All the data should come back exactly as it was given.

§ **Task input**
(begin)

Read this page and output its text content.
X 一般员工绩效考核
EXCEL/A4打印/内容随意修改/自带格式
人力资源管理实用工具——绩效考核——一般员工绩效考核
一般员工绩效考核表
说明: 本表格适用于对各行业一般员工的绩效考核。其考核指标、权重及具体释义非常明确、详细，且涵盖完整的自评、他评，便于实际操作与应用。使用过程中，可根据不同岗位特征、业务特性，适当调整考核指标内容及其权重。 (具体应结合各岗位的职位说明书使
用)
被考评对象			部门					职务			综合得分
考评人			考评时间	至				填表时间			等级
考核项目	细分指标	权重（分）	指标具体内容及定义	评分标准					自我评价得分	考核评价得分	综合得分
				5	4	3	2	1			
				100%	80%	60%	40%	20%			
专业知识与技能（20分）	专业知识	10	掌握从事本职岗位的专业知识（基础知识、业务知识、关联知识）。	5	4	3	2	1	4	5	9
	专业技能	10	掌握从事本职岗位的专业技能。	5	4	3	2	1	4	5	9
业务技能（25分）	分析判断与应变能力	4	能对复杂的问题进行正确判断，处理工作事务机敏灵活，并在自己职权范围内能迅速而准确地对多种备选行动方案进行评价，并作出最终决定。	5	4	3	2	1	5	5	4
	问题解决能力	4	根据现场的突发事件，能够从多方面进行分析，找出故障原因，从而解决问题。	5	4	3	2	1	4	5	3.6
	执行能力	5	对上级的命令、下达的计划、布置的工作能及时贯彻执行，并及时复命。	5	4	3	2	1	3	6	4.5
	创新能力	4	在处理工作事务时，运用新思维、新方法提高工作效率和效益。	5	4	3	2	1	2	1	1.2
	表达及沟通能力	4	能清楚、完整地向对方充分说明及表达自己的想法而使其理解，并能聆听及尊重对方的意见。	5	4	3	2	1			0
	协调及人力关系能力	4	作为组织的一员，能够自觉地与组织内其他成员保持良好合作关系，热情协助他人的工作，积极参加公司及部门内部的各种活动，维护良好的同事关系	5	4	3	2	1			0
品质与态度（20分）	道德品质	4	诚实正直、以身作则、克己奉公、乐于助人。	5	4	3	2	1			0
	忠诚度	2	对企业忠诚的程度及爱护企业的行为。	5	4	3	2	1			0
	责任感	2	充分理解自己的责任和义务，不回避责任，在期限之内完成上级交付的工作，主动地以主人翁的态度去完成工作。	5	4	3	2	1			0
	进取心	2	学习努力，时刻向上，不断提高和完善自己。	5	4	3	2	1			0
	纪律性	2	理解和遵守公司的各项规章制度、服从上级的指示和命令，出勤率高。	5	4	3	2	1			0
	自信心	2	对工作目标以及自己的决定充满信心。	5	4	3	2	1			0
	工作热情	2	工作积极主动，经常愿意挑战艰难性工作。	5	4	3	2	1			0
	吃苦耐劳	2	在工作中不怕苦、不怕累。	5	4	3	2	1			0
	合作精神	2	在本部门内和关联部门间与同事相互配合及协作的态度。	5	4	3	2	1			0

(end)

§ **The response**
Read this page and output its text content.
X 一般员工绩效考核
EXCEL/A4打印/内容随意修改/自带格式
人力资源管理实用工具——绩效考核——一般员工绩效考核
一般员工绩效考核表
说明: 本表格适用于对各行业一般员工的绩效考核。其考核指标、权重及具体释义非常明确、详细，且涵盖完整的自评、他评，便于实际操作与应用。使用过程中，可根据不同岗位特征、业务特性，适当调整考核指标内容及其权重。 (具体应结合各岗位的职位说明书使
用)
被考评对象			部门					职务			综合得分
考评人			考评时间	至				填表时间			等级
考核项目	细分指标	权重（分）	指标具体内容及定义	评分标准					自我评价得分	考核评价得分	综合得分
				5	4	3	2	1			
				100%	80%	60%	40%	20%			
专业知识与技能（20分）	专业知识	10	掌握从事本职岗位的专业知识（基础知识、业务知识、关联知识）。	5	4	3	2	1	4	5	9
	专业技能	10	掌握从事本职岗位的专业技能。	5	4	3	2	1	4	5	9
业务技能（25分）	分析判断与应变能力	4	能对复杂的问题进行正确判断，处理工作事务机敏灵活，并在自己职权范围内能迅速而准确地对多种备选行动方案进行评价，并作出最终决定。	5	4	3	2	1	5	5	4
	问题解决能力	4	根据现场的突发事件，能够从多方面进行分析，找出故障原因，从而解决问题。	5	4	3	2	1	4	5	3.6
	执行能力	5	对上级的命令、下达的计划、布置的工作能及时贯彻执行，并及时复命。	5	4	3	2	1	3	6	4.5
	创新能力	4	在处理工作事务时，运用新思维、新方法提高工作效率和效益。	5	4	3	2	1	2	1	1.2
	表达及沟通能力	4	能清楚、完整地向对方充分说明及表达自己的想法而使其理解，并能聆听及尊重对方的意见。	5	4	3	2	1			0
	协调及人力关系能力	4	作为组织的一员，能够自觉地与组织内其他成员保持良好合作关系，热情协助他人的工作，积极参加公司及部门内部的各种活动，维护良好的同事关系	5	4	3	2	1			0
品质与态度（20分）	道德品质	4	诚实正直、以身作则、克己奉公、乐于助人。	5	4	3	2	1			0
	忠诚度	2	对企业忠诚的程度及爱护企业的行为。	5	4	3	2	1			0
	责任感	2	充分理解自己的责任和义务，不回避责任，在期限之内完成上级交付的工作，主动地以主人翁的态度去完成工作。	5	4	3	2	1			0
	进取心	2	学习努力，时刻向上，不断提高和完善自己。	5	4	3	2	1			0
	纪律性	2	理解和遵守公司的各项规章制度、服从上级的指示和命令，出勤率高。	5	4	3	2	1			0
	自信心	2	对工作目标以及自己的决定充满信心。	5	4	3	2	1			0
	工作热情	2	工作积极主动，经常愿意挑战艰难性工作。	5	4	3	2	1			0
	吃苦耐劳	2	在工作中不怕苦、不怕累。	5	4	3	2	1			0
	合作精神	2	在本部门内和关联部门间与同事相互配合及协作的态度。	5	4	3	2	1			0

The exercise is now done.